### Data extract
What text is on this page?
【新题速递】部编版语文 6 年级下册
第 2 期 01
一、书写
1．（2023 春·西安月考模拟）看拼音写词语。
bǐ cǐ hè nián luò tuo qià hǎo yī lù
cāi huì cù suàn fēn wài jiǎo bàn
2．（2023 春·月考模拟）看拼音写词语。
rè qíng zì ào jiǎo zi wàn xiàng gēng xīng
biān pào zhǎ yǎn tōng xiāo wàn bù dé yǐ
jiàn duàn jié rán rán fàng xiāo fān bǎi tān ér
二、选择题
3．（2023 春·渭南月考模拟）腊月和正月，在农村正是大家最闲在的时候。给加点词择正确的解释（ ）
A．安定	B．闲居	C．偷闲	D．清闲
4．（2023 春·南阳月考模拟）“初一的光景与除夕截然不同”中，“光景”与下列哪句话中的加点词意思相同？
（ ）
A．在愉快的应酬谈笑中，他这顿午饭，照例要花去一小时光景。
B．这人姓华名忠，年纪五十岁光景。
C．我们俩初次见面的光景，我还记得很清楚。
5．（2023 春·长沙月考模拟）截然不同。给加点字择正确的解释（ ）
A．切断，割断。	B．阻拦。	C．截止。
######
Return all of the entries exactly as they were supplied.

**Worked answer:**
What text is on this page?
【新题速递】部编版语文 6 年级下册
第 2 期 01
一、书写
1．（2023 春·西安月考模拟）看拼音写词语。
bǐ cǐ hè nián luò tuo qià hǎo yī lù
cāi huì cù suàn fēn wài jiǎo bàn
2．（2023 春·月考模拟）看拼音写词语。
rè qíng zì ào jiǎo zi wàn xiàng gēng xīng
biān pào zhǎ yǎn tōng xiāo wàn bù dé yǐ
jiàn duàn jié rán rán fàng xiāo fān bǎi tān ér
二、选择题
3．（2023 春·渭南月考模拟）腊月和正月，在农村正是大家最闲在的时候。给加点词择正确的解释（ ）
A．安定	B．闲居	C．偷闲	D．清闲
4．（2023 春·南阳月考模拟）“初一的光景与除夕截然不同”中，“光景”与下列哪句话中的加点词意思相同？
（ ）
A．在愉快的应酬谈笑中，他这顿午饭，照例要花去一小时光景。
B．这人姓华名忠，年纪五十岁光景。
C．我们俩初次见面的光景，我还记得很清楚。
5．（2023 春·长沙月考模拟）截然不同。给加点字择正确的解释（ ）
A．切断，割断。	B．阻拦。	C．截止。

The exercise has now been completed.